- **What the task requires**: Copy every record word for word.

- - -

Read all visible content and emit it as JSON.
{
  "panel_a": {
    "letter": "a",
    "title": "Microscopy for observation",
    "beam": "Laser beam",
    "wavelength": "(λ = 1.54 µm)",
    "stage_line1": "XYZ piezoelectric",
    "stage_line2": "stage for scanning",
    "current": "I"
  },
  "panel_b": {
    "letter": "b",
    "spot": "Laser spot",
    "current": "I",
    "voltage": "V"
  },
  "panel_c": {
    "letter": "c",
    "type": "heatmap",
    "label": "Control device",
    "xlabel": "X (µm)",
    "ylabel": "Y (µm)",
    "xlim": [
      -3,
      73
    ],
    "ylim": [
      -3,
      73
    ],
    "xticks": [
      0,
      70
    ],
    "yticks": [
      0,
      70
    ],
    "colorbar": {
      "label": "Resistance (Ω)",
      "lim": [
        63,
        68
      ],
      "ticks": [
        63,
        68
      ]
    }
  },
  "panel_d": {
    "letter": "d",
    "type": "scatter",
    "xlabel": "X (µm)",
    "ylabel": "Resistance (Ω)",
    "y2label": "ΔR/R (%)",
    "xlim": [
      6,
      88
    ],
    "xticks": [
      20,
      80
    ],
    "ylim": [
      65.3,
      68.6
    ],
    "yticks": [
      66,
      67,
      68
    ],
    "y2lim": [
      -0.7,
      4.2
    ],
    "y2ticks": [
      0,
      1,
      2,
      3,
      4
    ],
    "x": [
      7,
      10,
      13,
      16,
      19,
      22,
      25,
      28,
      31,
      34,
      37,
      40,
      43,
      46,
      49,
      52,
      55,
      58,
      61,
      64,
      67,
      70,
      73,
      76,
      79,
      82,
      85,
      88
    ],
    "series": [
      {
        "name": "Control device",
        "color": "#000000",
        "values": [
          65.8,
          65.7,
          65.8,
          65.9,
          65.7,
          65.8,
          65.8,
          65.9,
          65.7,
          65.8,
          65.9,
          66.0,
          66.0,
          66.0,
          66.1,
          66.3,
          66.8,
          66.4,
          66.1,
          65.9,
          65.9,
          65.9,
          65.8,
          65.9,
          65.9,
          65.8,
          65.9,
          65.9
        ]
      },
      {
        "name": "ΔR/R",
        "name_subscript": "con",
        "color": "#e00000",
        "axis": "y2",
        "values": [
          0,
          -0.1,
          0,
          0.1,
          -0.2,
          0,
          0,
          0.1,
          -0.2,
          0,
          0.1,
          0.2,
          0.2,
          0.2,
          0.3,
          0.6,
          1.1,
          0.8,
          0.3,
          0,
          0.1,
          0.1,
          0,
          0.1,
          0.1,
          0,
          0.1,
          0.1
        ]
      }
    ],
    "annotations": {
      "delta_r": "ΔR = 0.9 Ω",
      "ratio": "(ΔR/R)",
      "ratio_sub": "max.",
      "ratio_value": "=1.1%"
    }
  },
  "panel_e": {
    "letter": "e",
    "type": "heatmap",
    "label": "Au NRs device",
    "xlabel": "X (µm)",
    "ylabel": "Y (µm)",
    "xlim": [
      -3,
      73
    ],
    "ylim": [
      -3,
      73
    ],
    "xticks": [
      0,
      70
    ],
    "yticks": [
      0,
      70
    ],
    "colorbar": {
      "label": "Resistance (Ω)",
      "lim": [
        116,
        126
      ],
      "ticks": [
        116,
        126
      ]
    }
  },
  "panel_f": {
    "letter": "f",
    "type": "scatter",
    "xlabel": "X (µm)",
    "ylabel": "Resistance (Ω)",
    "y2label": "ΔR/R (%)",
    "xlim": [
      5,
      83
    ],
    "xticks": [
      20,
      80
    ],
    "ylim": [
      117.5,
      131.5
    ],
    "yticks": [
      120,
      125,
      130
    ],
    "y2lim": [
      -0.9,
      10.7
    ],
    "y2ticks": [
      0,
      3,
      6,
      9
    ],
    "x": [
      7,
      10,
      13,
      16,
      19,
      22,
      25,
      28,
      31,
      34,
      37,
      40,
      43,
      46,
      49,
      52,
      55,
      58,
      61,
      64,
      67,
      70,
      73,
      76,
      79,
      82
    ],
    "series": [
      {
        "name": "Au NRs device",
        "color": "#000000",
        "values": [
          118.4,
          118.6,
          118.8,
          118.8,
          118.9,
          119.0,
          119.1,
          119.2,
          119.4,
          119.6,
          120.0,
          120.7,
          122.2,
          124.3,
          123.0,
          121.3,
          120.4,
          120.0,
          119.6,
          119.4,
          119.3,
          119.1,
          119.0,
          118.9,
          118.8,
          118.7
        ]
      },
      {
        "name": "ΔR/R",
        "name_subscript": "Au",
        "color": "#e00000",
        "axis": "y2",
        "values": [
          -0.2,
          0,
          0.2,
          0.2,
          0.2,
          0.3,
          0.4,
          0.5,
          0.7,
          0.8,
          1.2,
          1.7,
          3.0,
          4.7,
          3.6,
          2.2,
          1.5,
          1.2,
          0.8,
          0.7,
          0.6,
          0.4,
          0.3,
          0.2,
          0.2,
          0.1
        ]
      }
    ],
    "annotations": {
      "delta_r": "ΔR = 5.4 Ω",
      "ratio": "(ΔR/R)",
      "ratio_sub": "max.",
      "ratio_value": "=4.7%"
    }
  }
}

- - -

- **Correct answer**:
Read all visible content and emit it as JSON.
{
  "panel_a": {
    "letter": "a",
    "title": "Microscopy for observation",
    "beam": "Laser beam",
    "wavelength": "(λ = 1.54 µm)",
    "stage_line1": "XYZ piezoelectric",
    "stage_line2": "stage for scanning",
    "current": "I"
  },
  "panel_b": {
    "letter": "b",
    "spot": "Laser spot",
    "current": "I",
    "voltage": "V"
  },
  "panel_c": {
    "letter": "c",
    "type": "heatmap",
    "label": "Control device",
    "xlabel": "X (µm)",
    "ylabel": "Y (µm)",
    "xlim": [
      -3,
      73
    ],
    "ylim": [
      -3,
      73
    ],
    "xticks": [
      0,
      70
    ],
    "yticks": [
      0,
      70
    ],
    "colorbar": {
      "label": "Resistance (Ω)",
      "lim": [
        63,
        68
      ],
      "ticks": [
        63,
        68
      ]
    }
  },
  "panel_d": {
    "letter": "d",
    "type": "scatter",
    "xlabel": "X (µm)",
    "ylabel": "Resistance (Ω)",
    "y2label": "ΔR/R (%)",
    "xlim": [
      6,
      88
    ],
    "xticks": [
      20,
      80
    ],
    "ylim": [
      65.3,
      68.6
    ],
    "yticks": [
      66,
      67,
      68
    ],
    "y2lim": [
      -0.7,
      4.2
    ],
    "y2ticks": [
      0,
      1,
      2,
      3,
      4
    ],
    "x": [
      7,
      10,
      13,
      16,
      19,
      22,
      25,
      28,
      31,
      34,
      37,
      40,
      43,
      46,
      49,
      52,
      55,
      58,
      61,
      64,
      67,
      70,
      73,
      76,
      79,
      82,
      85,
      88
    ],
    "series": [
      {
        "name": "Control device",
        "color": "#000000",
        "values": [
          65.8,
          65.7,
          65.8,
          65.9,
          65.7,
          65.8,
          65.8,
          65.9,
          65.7,
          65.8,
          65.9,
          66.0,
          66.0,
          66.0,
          66.1,
          66.3,
          66.8,
          66.4,
          66.1,
          65.9,
          65.9,
          65.9,
          65.8,
          65.9,
          65.9,
          65.8,
          65.9,
          65.9
        ]
      },
      {
        "name": "ΔR/R",
        "name_subscript": "con",
        "color": "#e00000",
        "axis": "y2",
        "values": [
          0,
          -0.1,
          0,
          0.1,
          -0.2,
          0,
          0,
          0.1,
          -0.2,
          0,
          0.1,
          0.2,
          0.2,
          0.2,
          0.3,
          0.6,
          1.1,
          0.8,
          0.3,
          0,
          0.1,
          0.1,
          0,
          0.1,
          0.1,
          0,
          0.1,
          0.1
        ]
      }
    ],
    "annotations": {
      "delta_r": "ΔR = 0.9 Ω",
      "ratio": "(ΔR/R)",
      "ratio_sub": "max.",
      "ratio_value": "=1.1%"
    }
  },
  "panel_e": {
    "letter": "e",
    "type": "heatmap",
    "label": "Au NRs device",
    "xlabel": "X (µm)",
    "ylabel": "Y (µm)",
    "xlim": [
      -3,
      73
    ],
    "ylim": [
      -3,
      73
    ],
    "xticks": [
      0,
      70
    ],
    "yticks": [
      0,
      70
    ],
    "colorbar": {
      "label": "Resistance (Ω)",
      "lim": [
        116,
        126
      ],
      "ticks": [
        116,
        126
      ]
    }
  },
  "panel_f": {
    "letter": "f",
    "type": "scatter",
    "xlabel": "X (µm)",
    "ylabel": "Resistance (Ω)",
    "y2label": "ΔR/R (%)",
    "xlim": [
      5,
      83
    ],
    "xticks": [
      20,
      80
    ],
    "ylim": [
      117.5,
      131.5
    ],
    "yticks": [
      120,
      125,
      130
    ],
    "y2lim": [
      -0.9,
      10.7
    ],
    "y2ticks": [
      0,
      3,
      6,
      9
    ],
    "x": [
      7,
      10,
      13,
      16,
      19,
      22,
      25,
      28,
      31,
      34,
      37,
      40,
      43,
      46,
      49,
      52,
      55,
      58,
      61,
      64,
      67,
      70,
      73,
      76,
      79,
      82
    ],
    "series": [
      {
        "name": "Au NRs device",
        "color": "#000000",
        "values": [
          118.4,
          118.6,
          118.8,
          118.8,
          118.9,
          119.0,
          119.1,
          119.2,
          119.4,
          119.6,
          120.0,
          120.7,
          122.2,
          124.3,
          123.0,
          121.3,
          120.4,
          120.0,
          119.6,
          119.4,
          119.3,
          119.1,
          119.0,
          118.9,
          118.8,
          118.7
        ]
      },
      {
        "name": "ΔR/R",
        "name_subscript": "Au",
        "color": "#e00000",
        "axis": "y2",
        "values": [
          -0.2,
          0,
          0.2,
          0.2,
          0.2,
          0.3,
          0.4,
          0.5,
          0.7,
          0.8,
          1.2,
          1.7,
          3.0,
          4.7,
          3.6,
          2.2,
          1.5,
          1.2,
          0.8,
          0.7,
          0.6,
          0.4,
          0.3,
          0.2,
          0.2,
          0.1
        ]
      }
    ],
    "annotations": {
      "delta_r": "ΔR = 5.4 Ω",
      "ratio": "(ΔR/R)",
      "ratio_sub": "max.",
      "ratio_value": "=4.7%"
    }
  }
}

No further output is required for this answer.